#### TASK TO COMPLETE:
Your reply should be a single number: how many lines contain the string "Binance".

(Part of a data file)

============================================================

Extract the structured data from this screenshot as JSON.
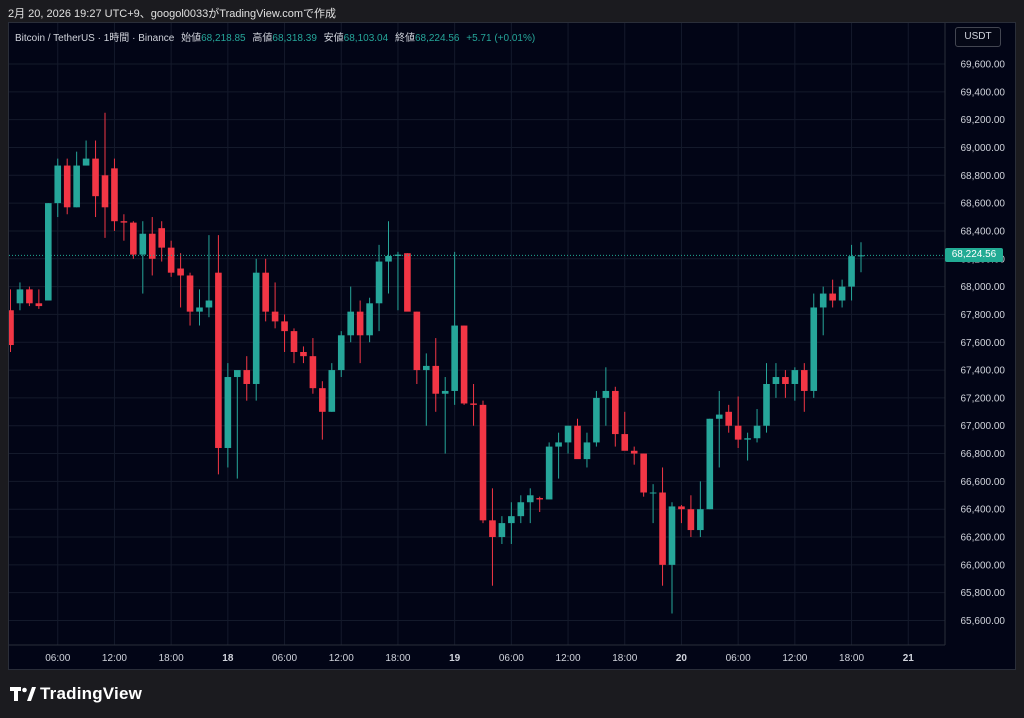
{
  "header": {
    "caption": "2月 20, 2026 19:27 UTC+9、googol0033がTradingView.comで作成"
  },
  "legend": {
    "symbol": "Bitcoin / TetherUS · 1時間 · Binance",
    "open_label": "始値",
    "open": "68,218.85",
    "high_label": "高値",
    "high": "68,318.39",
    "low_label": "安値",
    "low": "68,103.04",
    "close_label": "終値",
    "close": "68,224.56",
    "change": "+5.71 (+0.01%)"
  },
  "currency_button": "USDT",
  "last_price_tag": "68,224.56",
  "footer": {
    "brand": "TradingView"
  },
  "colors": {
    "up": "#26a69a",
    "down": "#f23645",
    "background": "#020516",
    "grid": "#141a2b",
    "tag": "#22ab94"
  },
  "chart_data": {
    "type": "candlestick",
    "title": "Bitcoin / TetherUS · 1時間 · Binance",
    "y_ticks": [
      "69,600.00",
      "69,400.00",
      "69,200.00",
      "69,000.00",
      "68,800.00",
      "68,600.00",
      "68,400.00",
      "68,200.00",
      "68,000.00",
      "67,800.00",
      "67,600.00",
      "67,400.00",
      "67,200.00",
      "67,000.00",
      "66,800.00",
      "66,600.00",
      "66,400.00",
      "66,200.00",
      "66,000.00",
      "65,800.00",
      "65,600.00"
    ],
    "y_tick_values": [
      69600,
      69400,
      69200,
      69000,
      68800,
      68600,
      68400,
      68200,
      68000,
      67800,
      67600,
      67400,
      67200,
      67000,
      66800,
      66600,
      66400,
      66200,
      66000,
      65800,
      65600
    ],
    "ylim": [
      65500,
      69700
    ],
    "x_ticks": [
      {
        "label": "06:00",
        "index": 5,
        "bold": false
      },
      {
        "label": "12:00",
        "index": 11,
        "bold": false
      },
      {
        "label": "18:00",
        "index": 17,
        "bold": false
      },
      {
        "label": "18",
        "index": 23,
        "bold": true
      },
      {
        "label": "06:00",
        "index": 29,
        "bold": false
      },
      {
        "label": "12:00",
        "index": 35,
        "bold": false
      },
      {
        "label": "18:00",
        "index": 41,
        "bold": false
      },
      {
        "label": "19",
        "index": 47,
        "bold": true
      },
      {
        "label": "06:00",
        "index": 53,
        "bold": false
      },
      {
        "label": "12:00",
        "index": 59,
        "bold": false
      },
      {
        "label": "18:00",
        "index": 65,
        "bold": false
      },
      {
        "label": "20",
        "index": 71,
        "bold": true
      },
      {
        "label": "06:00",
        "index": 77,
        "bold": false
      },
      {
        "label": "12:00",
        "index": 83,
        "bold": false
      },
      {
        "label": "18:00",
        "index": 89,
        "bold": false
      },
      {
        "label": "21",
        "index": 95,
        "bold": true
      }
    ],
    "last_price": 68224.56,
    "ohlc": [
      [
        67830,
        67980,
        67530,
        67580
      ],
      [
        67880,
        68030,
        67830,
        67980
      ],
      [
        67980,
        68000,
        67860,
        67880
      ],
      [
        67880,
        67980,
        67840,
        67860
      ],
      [
        67900,
        68600,
        67900,
        68600
      ],
      [
        68600,
        68920,
        68500,
        68870
      ],
      [
        68870,
        68920,
        68520,
        68570
      ],
      [
        68570,
        68970,
        68570,
        68870
      ],
      [
        68870,
        69050,
        68870,
        68920
      ],
      [
        68920,
        69050,
        68500,
        68650
      ],
      [
        68800,
        69250,
        68350,
        68570
      ],
      [
        68850,
        68920,
        68400,
        68470
      ],
      [
        68470,
        68520,
        68330,
        68460
      ],
      [
        68460,
        68470,
        68200,
        68230
      ],
      [
        68230,
        68470,
        67950,
        68380
      ],
      [
        68380,
        68500,
        68080,
        68200
      ],
      [
        68420,
        68470,
        68180,
        68280
      ],
      [
        68280,
        68330,
        68070,
        68100
      ],
      [
        68130,
        68240,
        67850,
        68080
      ],
      [
        68080,
        68100,
        67720,
        67820
      ],
      [
        67820,
        67980,
        67720,
        67850
      ],
      [
        67850,
        68370,
        67780,
        67900
      ],
      [
        68100,
        68370,
        66650,
        66840
      ],
      [
        66840,
        67450,
        66700,
        67350
      ],
      [
        67350,
        67370,
        66620,
        67400
      ],
      [
        67400,
        67500,
        67180,
        67300
      ],
      [
        67300,
        68200,
        67180,
        68100
      ],
      [
        68100,
        68200,
        67750,
        67820
      ],
      [
        67820,
        68030,
        67700,
        67750
      ],
      [
        67750,
        67800,
        67530,
        67680
      ],
      [
        67680,
        67700,
        67450,
        67530
      ],
      [
        67530,
        67570,
        67450,
        67500
      ],
      [
        67500,
        67630,
        67230,
        67270
      ],
      [
        67270,
        67320,
        66900,
        67100
      ],
      [
        67100,
        67450,
        67100,
        67400
      ],
      [
        67400,
        67680,
        67350,
        67650
      ],
      [
        67650,
        68000,
        67600,
        67820
      ],
      [
        67820,
        67900,
        67450,
        67650
      ],
      [
        67650,
        67920,
        67600,
        67880
      ],
      [
        67880,
        68300,
        67680,
        68180
      ],
      [
        68180,
        68470,
        67950,
        68220
      ],
      [
        68220,
        68250,
        67830,
        68230
      ],
      [
        68240,
        68240,
        67850,
        67820
      ],
      [
        67820,
        67820,
        67300,
        67400
      ],
      [
        67400,
        67520,
        67000,
        67430
      ],
      [
        67430,
        67630,
        67100,
        67230
      ],
      [
        67230,
        67350,
        66800,
        67250
      ],
      [
        67250,
        68250,
        67150,
        67720
      ],
      [
        67720,
        67720,
        67150,
        67160
      ],
      [
        67160,
        67300,
        67000,
        67150
      ],
      [
        67150,
        67180,
        66300,
        66320
      ],
      [
        66320,
        66550,
        65850,
        66200
      ],
      [
        66200,
        66350,
        66150,
        66300
      ],
      [
        66300,
        66450,
        66150,
        66350
      ],
      [
        66350,
        66500,
        66300,
        66450
      ],
      [
        66450,
        66550,
        66300,
        66500
      ],
      [
        66480,
        66490,
        66380,
        66470
      ],
      [
        66470,
        66880,
        66470,
        66850
      ],
      [
        66850,
        66950,
        66620,
        66880
      ],
      [
        66880,
        67000,
        66800,
        67000
      ],
      [
        67000,
        67050,
        66780,
        66760
      ],
      [
        66760,
        66950,
        66700,
        66880
      ],
      [
        66880,
        67250,
        66850,
        67200
      ],
      [
        67200,
        67420,
        67000,
        67250
      ],
      [
        67250,
        67280,
        66850,
        66940
      ],
      [
        66940,
        67100,
        66850,
        66820
      ],
      [
        66820,
        66850,
        66720,
        66800
      ],
      [
        66800,
        66800,
        66490,
        66520
      ],
      [
        66520,
        66580,
        66300,
        66520
      ],
      [
        66520,
        66700,
        65850,
        66000
      ],
      [
        66000,
        66450,
        65650,
        66420
      ],
      [
        66420,
        66430,
        66300,
        66400
      ],
      [
        66400,
        66500,
        66200,
        66250
      ],
      [
        66250,
        66600,
        66200,
        66400
      ],
      [
        66400,
        67050,
        66400,
        67050
      ],
      [
        67050,
        67250,
        66700,
        67080
      ],
      [
        67100,
        67150,
        66950,
        67000
      ],
      [
        67000,
        67210,
        66840,
        66900
      ],
      [
        66900,
        66950,
        66750,
        66910
      ],
      [
        66910,
        67120,
        66880,
        67000
      ],
      [
        67000,
        67450,
        66950,
        67300
      ],
      [
        67300,
        67450,
        67200,
        67350
      ],
      [
        67350,
        67400,
        67200,
        67300
      ],
      [
        67300,
        67420,
        67180,
        67400
      ],
      [
        67400,
        67450,
        67100,
        67250
      ],
      [
        67250,
        67950,
        67200,
        67850
      ],
      [
        67850,
        68000,
        67650,
        67950
      ],
      [
        67950,
        68050,
        67850,
        67900
      ],
      [
        67900,
        68050,
        67850,
        68000
      ],
      [
        68000,
        68300,
        67900,
        68218.85
      ],
      [
        68218.85,
        68318.39,
        68103.04,
        68224.56
      ]
    ]
  }
}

============================================================

#### ANSWER TO THE EXERCISE:
2